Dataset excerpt
-------------------------

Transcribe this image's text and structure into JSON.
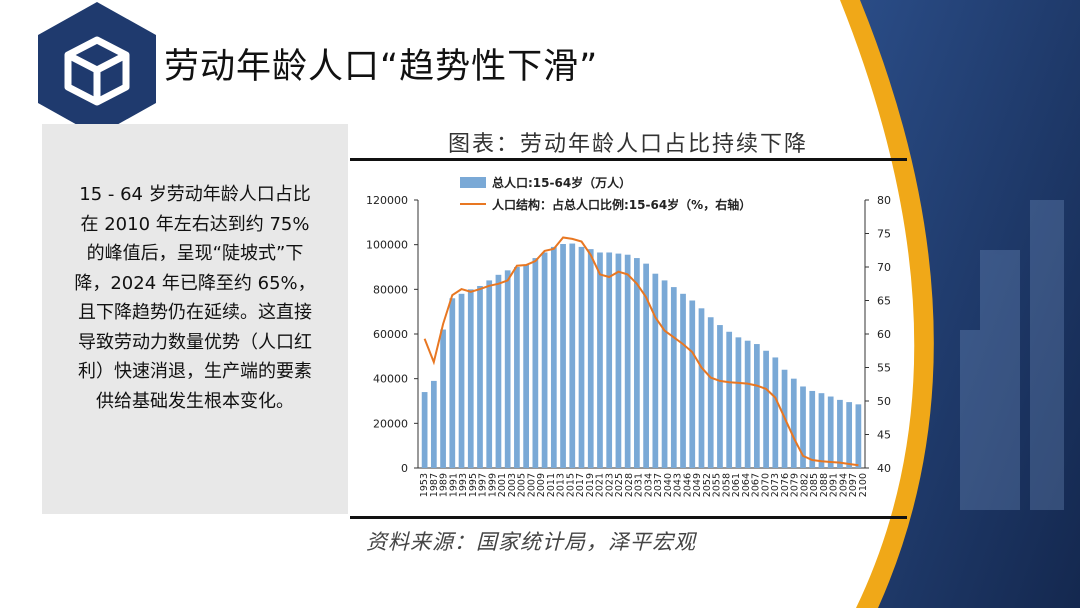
{
  "page": {
    "title": "劳动年龄人口“趋势性下滑”",
    "description": "15 - 64 岁劳动年龄人口占比在 2010 年左右达到约 75% 的峰值后，呈现“陡坡式”下降，2024 年已降至约 65%，且下降趋势仍在延续。这直接导致劳动力数量优势（人口红利）快速消退，生产端的要素供给基础发生根本变化。",
    "chart_title": "图表：劳动年龄人口占比持续下降",
    "source": "资料来源：国家统计局，泽平宏观"
  },
  "colors": {
    "navy": "#1f3a6e",
    "gold": "#f0a818",
    "bar": "#7aa9d6",
    "line": "#e87722",
    "panel": "#e8e8e8"
  },
  "icons": {
    "logo": "cube-icon"
  },
  "chart_data": {
    "type": "bar",
    "xtick_labels": [
      "1953",
      "1987",
      "1989",
      "1991",
      "1993",
      "1995",
      "1997",
      "1999",
      "2001",
      "2003",
      "2005",
      "2007",
      "2009",
      "2011",
      "2013",
      "2015",
      "2017",
      "2019",
      "2021",
      "2023",
      "2025",
      "2028",
      "2031",
      "2034",
      "2037",
      "2040",
      "2043",
      "2046",
      "2049",
      "2052",
      "2055",
      "2058",
      "2061",
      "2064",
      "2067",
      "2070",
      "2073",
      "2076",
      "2079",
      "2082",
      "2085",
      "2088",
      "2091",
      "2094",
      "2097",
      "2100"
    ],
    "ylim_left": [
      0,
      120000
    ],
    "yticks_left": [
      0,
      20000,
      40000,
      60000,
      80000,
      100000,
      120000
    ],
    "ylim_right": [
      40,
      80
    ],
    "yticks_right": [
      40,
      45,
      50,
      55,
      60,
      65,
      70,
      75,
      80
    ],
    "series": [
      {
        "name": "总人口:15-64岁（万人）",
        "type": "bar",
        "axis": "left",
        "x": [
          1953,
          1964,
          1982,
          1987,
          1989,
          1991,
          1993,
          1995,
          1997,
          1999,
          2001,
          2003,
          2005,
          2007,
          2009,
          2011,
          2013,
          2015,
          2017,
          2019,
          2021,
          2023,
          2025,
          2028,
          2031,
          2034,
          2037,
          2040,
          2043,
          2046,
          2049,
          2052,
          2055,
          2058,
          2061,
          2064,
          2067,
          2070,
          2073,
          2076,
          2079,
          2082,
          2085,
          2088,
          2091,
          2094,
          2097,
          2100
        ],
        "values": [
          34000,
          39000,
          62000,
          76000,
          78000,
          80000,
          81500,
          84000,
          86500,
          88500,
          90000,
          91000,
          94000,
          96500,
          99000,
          100300,
          100500,
          99000,
          98000,
          96500,
          96500,
          96000,
          95500,
          94000,
          91500,
          87000,
          84000,
          81000,
          78000,
          75000,
          71500,
          67500,
          64000,
          61000,
          58500,
          57000,
          55500,
          52500,
          49500,
          44000,
          40000,
          36500,
          34500,
          33500,
          32000,
          30500,
          29500,
          28500
        ]
      },
      {
        "name": "人口结构：占总人口比例:15-64岁（%，右轴）",
        "type": "line",
        "axis": "right",
        "x": [
          1953,
          1964,
          1982,
          1987,
          1989,
          1991,
          1993,
          1995,
          1997,
          1999,
          2001,
          2003,
          2005,
          2007,
          2009,
          2011,
          2013,
          2015,
          2017,
          2019,
          2021,
          2023,
          2025,
          2028,
          2031,
          2034,
          2037,
          2040,
          2043,
          2046,
          2049,
          2052,
          2055,
          2058,
          2061,
          2064,
          2067,
          2070,
          2073,
          2076,
          2079,
          2082,
          2085,
          2088,
          2091,
          2094,
          2097,
          2100
        ],
        "values": [
          59.3,
          55.8,
          61.5,
          65.8,
          66.7,
          66.3,
          66.7,
          67.2,
          67.5,
          68.0,
          70.2,
          70.3,
          70.9,
          72.4,
          72.7,
          74.4,
          74.2,
          73.8,
          71.8,
          68.9,
          68.5,
          69.3,
          68.9,
          67.5,
          65.5,
          62.5,
          60.5,
          59.5,
          58.5,
          57.3,
          55.0,
          53.5,
          53.0,
          52.8,
          52.7,
          52.6,
          52.3,
          51.8,
          50.5,
          47.5,
          44.5,
          41.8,
          41.2,
          41.0,
          40.9,
          40.8,
          40.6,
          40.4
        ]
      }
    ]
  }
}
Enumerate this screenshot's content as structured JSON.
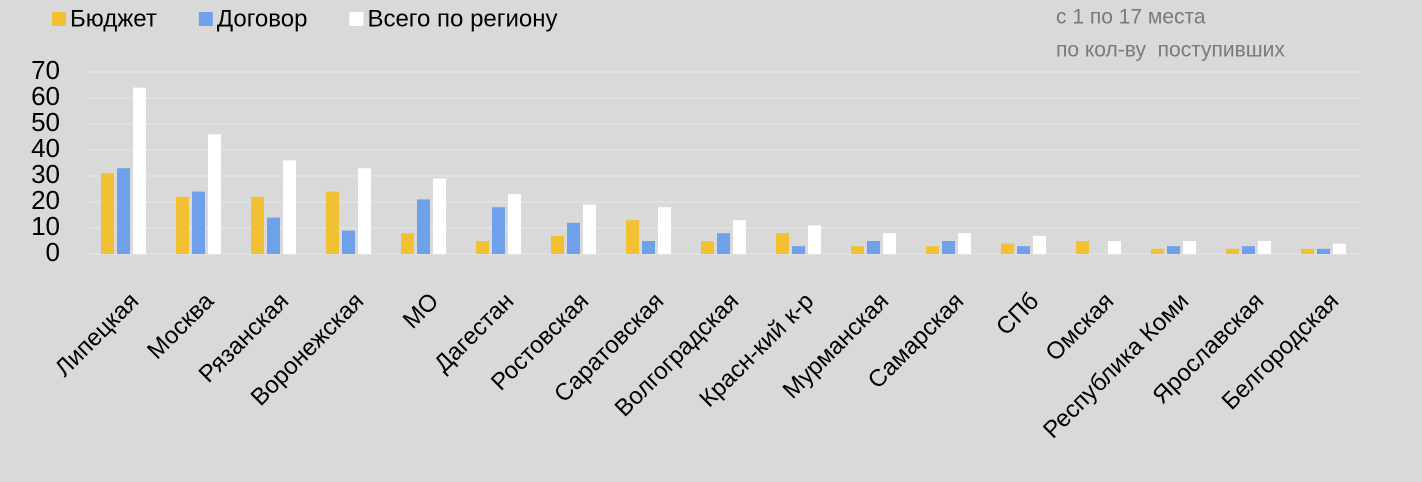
{
  "chart_data": {
    "type": "bar",
    "annotations": [
      "с 1 по 17 места",
      "по кол-ву  поступивших"
    ],
    "categories": [
      "Липецкая",
      "Москва",
      "Рязанская",
      "Воронежская",
      "МО",
      "Дагестан",
      "Ростовская",
      "Саратовская",
      "Волгоградская",
      "Красн-кий к-р",
      "Мурманская",
      "Самарская",
      "СПб",
      "Омская",
      "Республика Коми",
      "Ярославская",
      "Белгородская"
    ],
    "series": [
      {
        "name": "Бюджет",
        "color": "#f2c033",
        "values": [
          31,
          22,
          22,
          24,
          8,
          5,
          7,
          13,
          5,
          8,
          3,
          3,
          4,
          5,
          2,
          2,
          2
        ]
      },
      {
        "name": "Договор",
        "color": "#6ea1ea",
        "values": [
          33,
          24,
          14,
          9,
          21,
          18,
          12,
          5,
          8,
          3,
          5,
          5,
          3,
          0,
          3,
          3,
          2
        ]
      },
      {
        "name": "Всего по региону",
        "color": "#ffffff",
        "values": [
          64,
          46,
          36,
          33,
          29,
          23,
          19,
          18,
          13,
          11,
          8,
          8,
          7,
          5,
          5,
          5,
          4
        ]
      }
    ],
    "ylim": [
      0,
      70
    ],
    "yticks": [
      0,
      10,
      20,
      30,
      40,
      50,
      60,
      70
    ],
    "grid": true,
    "legend": "top-left"
  }
}
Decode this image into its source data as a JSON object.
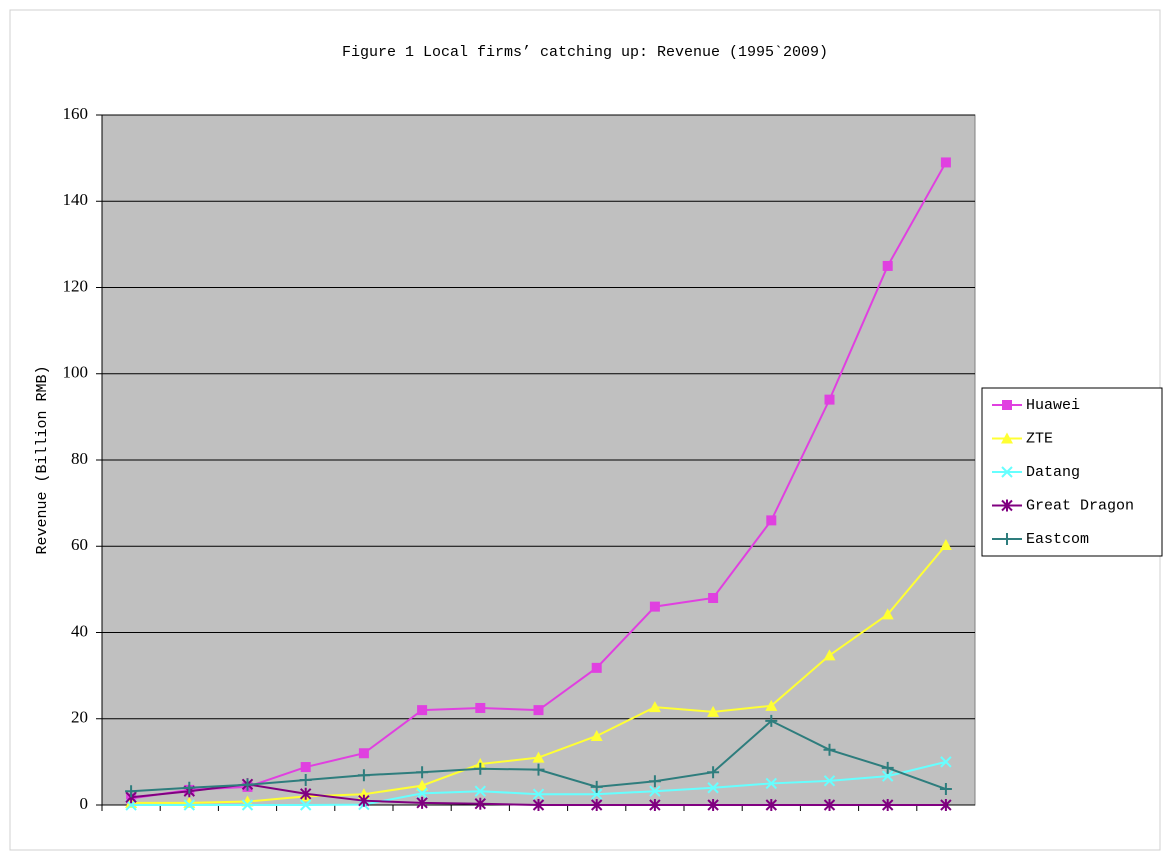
{
  "chart_data": {
    "type": "line",
    "title": "Figure 1 Local firms’ catching up: Revenue (1995`2009)",
    "ylabel": "Revenue (Billion RMB)",
    "categories": [
      null,
      null,
      null,
      null,
      null,
      null,
      null,
      null,
      null,
      null,
      null,
      null,
      null,
      null,
      null
    ],
    "series": [
      {
        "name": "Huawei",
        "color": "#e040e0",
        "marker": "square",
        "values": [
          1.5,
          3.5,
          4.2,
          8.8,
          12,
          22,
          22.5,
          22,
          31.8,
          46,
          48,
          66,
          94,
          125,
          149
        ]
      },
      {
        "name": "ZTE",
        "color": "#ffff33",
        "marker": "triangle",
        "values": [
          0.5,
          0.5,
          0.8,
          2,
          2.5,
          4.5,
          9.5,
          11,
          16,
          22.7,
          21.6,
          23,
          34.7,
          44.2,
          60.3
        ]
      },
      {
        "name": "Datang",
        "color": "#66ffff",
        "marker": "x",
        "values": [
          0,
          0,
          0,
          0,
          0.1,
          2.7,
          3.2,
          2.5,
          2.5,
          3.2,
          4,
          5,
          5.6,
          6.7,
          10
        ]
      },
      {
        "name": "Great Dragon",
        "color": "#800080",
        "marker": "asterisk",
        "values": [
          1.8,
          3.2,
          4.8,
          2.6,
          1,
          0.5,
          0.3,
          0,
          0,
          0,
          0,
          0,
          0,
          0,
          0
        ]
      },
      {
        "name": "Eastcom",
        "color": "#2e7d7d",
        "marker": "plus",
        "values": [
          3.2,
          4,
          4.7,
          5.8,
          6.9,
          7.6,
          8.4,
          8.2,
          4.2,
          5.5,
          7.6,
          19.5,
          12.8,
          8.6,
          3.7
        ]
      }
    ],
    "ylim": [
      0,
      160
    ],
    "yticks": [
      0,
      20,
      40,
      60,
      80,
      100,
      120,
      140,
      160
    ],
    "grid": true,
    "legend": "right"
  }
}
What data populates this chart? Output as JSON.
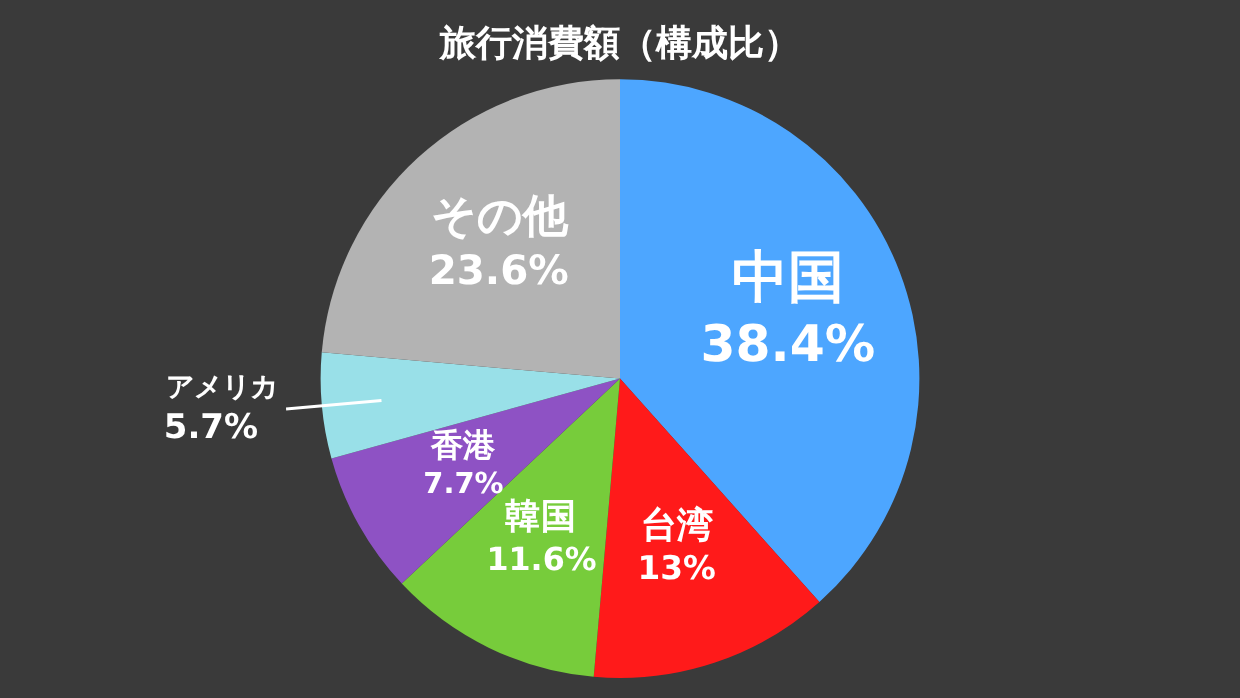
{
  "chart_data": {
    "type": "pie",
    "title": "旅行消費額（構成比）",
    "categories": [
      "中国",
      "台湾",
      "韓国",
      "香港",
      "アメリカ",
      "その他"
    ],
    "values": [
      38.4,
      13,
      11.6,
      7.7,
      5.7,
      23.6
    ],
    "colors": [
      "#4da6ff",
      "#ff1a1a",
      "#77cc3b",
      "#8e52c4",
      "#99e0e8",
      "#b3b3b3"
    ],
    "value_labels": [
      "38.4%",
      "13%",
      "11.6%",
      "7.7%",
      "5.7%",
      "23.6%"
    ],
    "legend": false
  }
}
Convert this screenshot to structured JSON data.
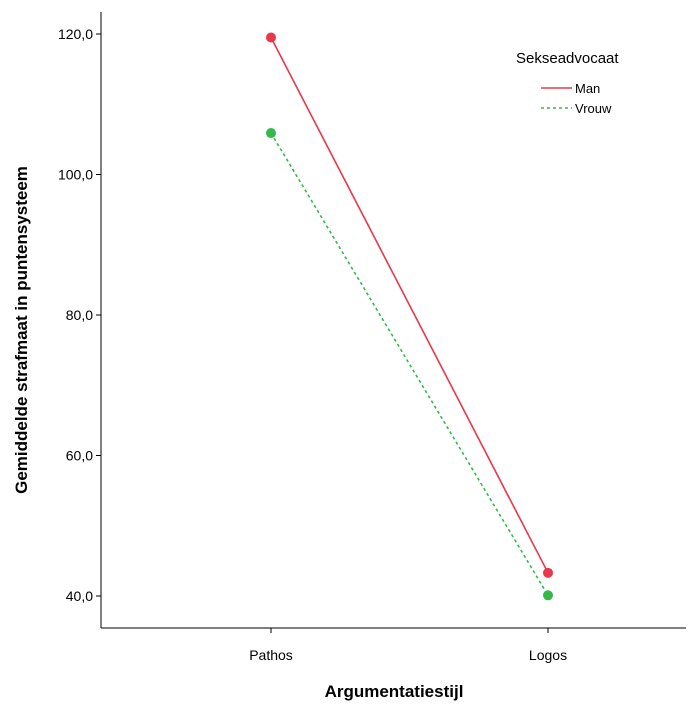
{
  "chart_data": {
    "type": "line",
    "title": "",
    "xlabel": "Argumentatiestijl",
    "ylabel": "Gemiddelde strafmaat in puntensysteem",
    "categories": [
      "Pathos",
      "Logos"
    ],
    "ylim": [
      35,
      123
    ],
    "yticks": [
      40,
      60,
      80,
      100,
      120
    ],
    "ytick_labels": [
      "40,0",
      "60,0",
      "80,0",
      "100,0",
      "120,0"
    ],
    "grid": false,
    "legend": {
      "title": "Sekseadvocaat",
      "position": "top-right"
    },
    "series": [
      {
        "name": "Man",
        "values": [
          119.5,
          43.3
        ],
        "color": "#e8384a",
        "line_style": "solid"
      },
      {
        "name": "Vrouw",
        "values": [
          105.9,
          40.1
        ],
        "color": "#34b84a",
        "line_style": "dashed"
      }
    ]
  }
}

-------------------------

In the records above, find each line that holds the word "screenshot"; copy all such lines.

## Solution below
Enumerate this screenshot's content as structured JSON.
Convert this screenshot to structured JSON data.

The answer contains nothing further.